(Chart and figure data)

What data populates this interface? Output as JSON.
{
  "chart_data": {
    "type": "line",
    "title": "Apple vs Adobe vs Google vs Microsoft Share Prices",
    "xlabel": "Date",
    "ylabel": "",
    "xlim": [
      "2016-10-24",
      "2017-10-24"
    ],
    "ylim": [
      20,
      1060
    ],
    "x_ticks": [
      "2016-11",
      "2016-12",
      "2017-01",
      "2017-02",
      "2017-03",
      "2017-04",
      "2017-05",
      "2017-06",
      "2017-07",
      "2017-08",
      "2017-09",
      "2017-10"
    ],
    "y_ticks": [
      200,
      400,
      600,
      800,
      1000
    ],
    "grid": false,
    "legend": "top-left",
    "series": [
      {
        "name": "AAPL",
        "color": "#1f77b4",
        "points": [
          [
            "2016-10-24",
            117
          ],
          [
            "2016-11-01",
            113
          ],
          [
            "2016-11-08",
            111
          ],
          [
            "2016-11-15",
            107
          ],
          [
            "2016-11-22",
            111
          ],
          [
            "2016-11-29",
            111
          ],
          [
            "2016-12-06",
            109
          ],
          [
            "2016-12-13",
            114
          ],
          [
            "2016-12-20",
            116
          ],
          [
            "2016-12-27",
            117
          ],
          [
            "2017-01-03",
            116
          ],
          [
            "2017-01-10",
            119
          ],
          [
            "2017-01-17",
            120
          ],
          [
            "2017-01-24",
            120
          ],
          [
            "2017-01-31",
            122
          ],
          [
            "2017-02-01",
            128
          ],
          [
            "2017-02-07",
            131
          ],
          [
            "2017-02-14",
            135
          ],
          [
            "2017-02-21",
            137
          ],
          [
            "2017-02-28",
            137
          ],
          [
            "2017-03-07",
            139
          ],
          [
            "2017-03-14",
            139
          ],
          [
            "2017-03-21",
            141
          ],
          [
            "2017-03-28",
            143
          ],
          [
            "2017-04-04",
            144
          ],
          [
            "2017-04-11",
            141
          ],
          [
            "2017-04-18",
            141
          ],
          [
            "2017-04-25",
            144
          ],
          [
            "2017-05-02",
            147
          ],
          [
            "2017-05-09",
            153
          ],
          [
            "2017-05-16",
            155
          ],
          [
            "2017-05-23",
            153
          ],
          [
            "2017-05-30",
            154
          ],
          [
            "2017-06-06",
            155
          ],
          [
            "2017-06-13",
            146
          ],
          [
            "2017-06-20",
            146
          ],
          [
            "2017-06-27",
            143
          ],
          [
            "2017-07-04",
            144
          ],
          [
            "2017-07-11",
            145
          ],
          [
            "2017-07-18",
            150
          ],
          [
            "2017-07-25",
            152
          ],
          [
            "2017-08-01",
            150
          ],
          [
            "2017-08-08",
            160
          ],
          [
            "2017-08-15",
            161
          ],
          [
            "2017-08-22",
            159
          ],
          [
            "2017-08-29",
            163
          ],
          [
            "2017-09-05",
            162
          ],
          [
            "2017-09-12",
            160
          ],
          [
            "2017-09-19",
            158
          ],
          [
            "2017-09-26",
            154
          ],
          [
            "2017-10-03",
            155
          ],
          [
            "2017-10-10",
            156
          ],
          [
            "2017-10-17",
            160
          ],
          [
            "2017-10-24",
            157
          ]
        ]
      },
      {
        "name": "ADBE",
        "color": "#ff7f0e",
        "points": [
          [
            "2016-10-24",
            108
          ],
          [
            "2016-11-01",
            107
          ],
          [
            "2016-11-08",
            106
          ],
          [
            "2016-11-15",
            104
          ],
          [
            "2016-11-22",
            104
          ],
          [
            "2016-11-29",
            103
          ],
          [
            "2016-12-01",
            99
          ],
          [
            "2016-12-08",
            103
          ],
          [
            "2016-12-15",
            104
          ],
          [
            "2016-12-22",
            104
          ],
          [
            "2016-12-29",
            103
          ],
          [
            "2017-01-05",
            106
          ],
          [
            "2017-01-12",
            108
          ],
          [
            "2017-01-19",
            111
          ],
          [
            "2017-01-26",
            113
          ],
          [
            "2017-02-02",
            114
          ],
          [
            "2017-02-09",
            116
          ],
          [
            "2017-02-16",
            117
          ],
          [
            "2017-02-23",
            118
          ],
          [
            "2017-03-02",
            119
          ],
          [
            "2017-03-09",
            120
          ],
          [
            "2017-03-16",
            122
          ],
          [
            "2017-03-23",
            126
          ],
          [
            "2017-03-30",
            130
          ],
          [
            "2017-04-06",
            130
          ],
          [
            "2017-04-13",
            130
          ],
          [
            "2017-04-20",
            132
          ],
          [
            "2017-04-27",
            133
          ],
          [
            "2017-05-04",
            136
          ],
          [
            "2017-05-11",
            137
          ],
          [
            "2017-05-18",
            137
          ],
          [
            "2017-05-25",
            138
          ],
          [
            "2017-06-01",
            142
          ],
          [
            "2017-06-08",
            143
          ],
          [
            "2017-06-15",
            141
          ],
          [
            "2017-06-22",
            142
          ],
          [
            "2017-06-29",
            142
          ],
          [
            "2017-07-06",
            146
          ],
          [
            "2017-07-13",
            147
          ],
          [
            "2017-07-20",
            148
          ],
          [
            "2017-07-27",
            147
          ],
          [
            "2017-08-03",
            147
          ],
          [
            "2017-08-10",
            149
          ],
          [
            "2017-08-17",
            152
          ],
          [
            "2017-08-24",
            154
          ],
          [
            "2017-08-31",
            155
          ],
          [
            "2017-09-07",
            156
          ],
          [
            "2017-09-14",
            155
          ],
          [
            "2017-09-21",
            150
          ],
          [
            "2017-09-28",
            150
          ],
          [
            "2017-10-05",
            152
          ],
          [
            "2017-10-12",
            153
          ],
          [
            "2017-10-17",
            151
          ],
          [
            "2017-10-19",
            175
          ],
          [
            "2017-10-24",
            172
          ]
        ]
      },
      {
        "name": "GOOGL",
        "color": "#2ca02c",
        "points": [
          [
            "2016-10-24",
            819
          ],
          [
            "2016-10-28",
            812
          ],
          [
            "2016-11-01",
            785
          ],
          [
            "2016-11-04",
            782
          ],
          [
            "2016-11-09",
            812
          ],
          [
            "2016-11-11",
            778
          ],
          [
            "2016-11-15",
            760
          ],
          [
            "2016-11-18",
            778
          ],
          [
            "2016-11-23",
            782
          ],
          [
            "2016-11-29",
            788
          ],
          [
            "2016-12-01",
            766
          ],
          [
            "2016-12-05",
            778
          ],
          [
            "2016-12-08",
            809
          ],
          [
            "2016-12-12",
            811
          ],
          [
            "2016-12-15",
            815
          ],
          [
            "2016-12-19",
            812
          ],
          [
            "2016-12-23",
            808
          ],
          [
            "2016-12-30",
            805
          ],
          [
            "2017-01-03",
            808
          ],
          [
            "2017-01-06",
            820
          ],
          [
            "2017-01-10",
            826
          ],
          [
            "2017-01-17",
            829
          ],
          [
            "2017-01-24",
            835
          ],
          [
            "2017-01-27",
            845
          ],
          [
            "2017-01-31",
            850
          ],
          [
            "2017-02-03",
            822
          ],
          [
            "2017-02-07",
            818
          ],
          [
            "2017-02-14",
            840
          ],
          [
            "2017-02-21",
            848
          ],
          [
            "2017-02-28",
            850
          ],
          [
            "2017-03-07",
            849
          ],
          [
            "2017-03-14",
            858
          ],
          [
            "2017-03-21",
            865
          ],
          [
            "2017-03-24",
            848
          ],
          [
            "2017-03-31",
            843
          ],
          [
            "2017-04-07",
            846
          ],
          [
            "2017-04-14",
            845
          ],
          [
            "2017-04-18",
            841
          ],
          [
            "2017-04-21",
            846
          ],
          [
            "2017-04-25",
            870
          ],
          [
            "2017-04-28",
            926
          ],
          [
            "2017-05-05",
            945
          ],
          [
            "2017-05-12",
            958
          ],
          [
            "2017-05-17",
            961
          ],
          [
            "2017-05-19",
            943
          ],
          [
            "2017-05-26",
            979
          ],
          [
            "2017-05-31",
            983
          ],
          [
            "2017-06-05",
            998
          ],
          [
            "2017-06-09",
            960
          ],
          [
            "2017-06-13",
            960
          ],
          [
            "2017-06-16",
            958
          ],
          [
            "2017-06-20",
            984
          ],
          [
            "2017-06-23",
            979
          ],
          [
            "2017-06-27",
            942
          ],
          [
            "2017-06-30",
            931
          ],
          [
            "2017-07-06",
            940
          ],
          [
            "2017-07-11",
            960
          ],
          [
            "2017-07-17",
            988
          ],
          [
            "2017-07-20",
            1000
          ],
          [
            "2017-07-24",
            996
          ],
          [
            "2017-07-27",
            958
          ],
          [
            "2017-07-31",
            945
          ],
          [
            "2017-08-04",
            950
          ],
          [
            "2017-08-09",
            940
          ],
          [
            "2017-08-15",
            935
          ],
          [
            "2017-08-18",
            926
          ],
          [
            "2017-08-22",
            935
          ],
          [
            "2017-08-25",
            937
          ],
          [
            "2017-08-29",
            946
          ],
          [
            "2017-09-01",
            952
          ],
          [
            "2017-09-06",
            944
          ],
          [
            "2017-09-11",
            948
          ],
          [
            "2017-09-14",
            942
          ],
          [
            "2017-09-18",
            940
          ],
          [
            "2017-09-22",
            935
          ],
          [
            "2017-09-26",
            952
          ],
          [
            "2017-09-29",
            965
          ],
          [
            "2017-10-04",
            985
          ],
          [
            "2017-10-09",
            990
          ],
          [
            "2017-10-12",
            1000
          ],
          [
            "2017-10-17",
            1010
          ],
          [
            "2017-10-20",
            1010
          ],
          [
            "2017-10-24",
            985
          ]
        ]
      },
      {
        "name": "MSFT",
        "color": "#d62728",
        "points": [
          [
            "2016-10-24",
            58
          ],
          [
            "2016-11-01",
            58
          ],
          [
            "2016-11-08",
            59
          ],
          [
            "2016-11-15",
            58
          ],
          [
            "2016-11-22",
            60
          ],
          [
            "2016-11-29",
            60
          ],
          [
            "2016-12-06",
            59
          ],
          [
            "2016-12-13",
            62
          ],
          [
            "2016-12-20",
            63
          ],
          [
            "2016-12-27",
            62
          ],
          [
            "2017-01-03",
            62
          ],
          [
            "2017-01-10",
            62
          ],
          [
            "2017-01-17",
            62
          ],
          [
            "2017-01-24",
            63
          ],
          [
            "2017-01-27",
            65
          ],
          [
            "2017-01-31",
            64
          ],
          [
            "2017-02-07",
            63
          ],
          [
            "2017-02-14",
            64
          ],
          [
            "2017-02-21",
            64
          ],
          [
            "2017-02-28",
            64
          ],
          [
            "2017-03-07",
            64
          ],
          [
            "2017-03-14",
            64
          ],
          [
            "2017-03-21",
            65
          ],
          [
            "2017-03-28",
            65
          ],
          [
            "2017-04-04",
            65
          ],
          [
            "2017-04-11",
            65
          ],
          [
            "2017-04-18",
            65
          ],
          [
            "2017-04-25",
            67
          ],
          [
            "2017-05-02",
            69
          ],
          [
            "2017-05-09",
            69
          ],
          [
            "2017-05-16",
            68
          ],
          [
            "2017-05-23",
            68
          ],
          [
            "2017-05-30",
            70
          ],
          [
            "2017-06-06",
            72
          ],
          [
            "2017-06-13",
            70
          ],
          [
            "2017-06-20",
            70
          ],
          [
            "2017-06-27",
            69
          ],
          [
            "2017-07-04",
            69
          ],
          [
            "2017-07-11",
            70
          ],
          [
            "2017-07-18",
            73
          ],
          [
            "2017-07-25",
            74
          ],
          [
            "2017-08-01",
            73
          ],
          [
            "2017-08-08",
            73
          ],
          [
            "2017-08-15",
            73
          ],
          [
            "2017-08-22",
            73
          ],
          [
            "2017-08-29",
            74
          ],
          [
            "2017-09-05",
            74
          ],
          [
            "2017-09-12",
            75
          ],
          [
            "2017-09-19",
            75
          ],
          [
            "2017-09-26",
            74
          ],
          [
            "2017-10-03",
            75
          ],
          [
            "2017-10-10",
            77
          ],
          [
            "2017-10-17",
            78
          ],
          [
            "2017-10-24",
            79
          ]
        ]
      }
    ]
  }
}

* _Given problem_:
Spot every line that holds "name" and copy it.

* _Written solution_:
        "name": "AAPL",
        "name": "ADBE",
        "name": "GOOGL",
        "name": "MSFT",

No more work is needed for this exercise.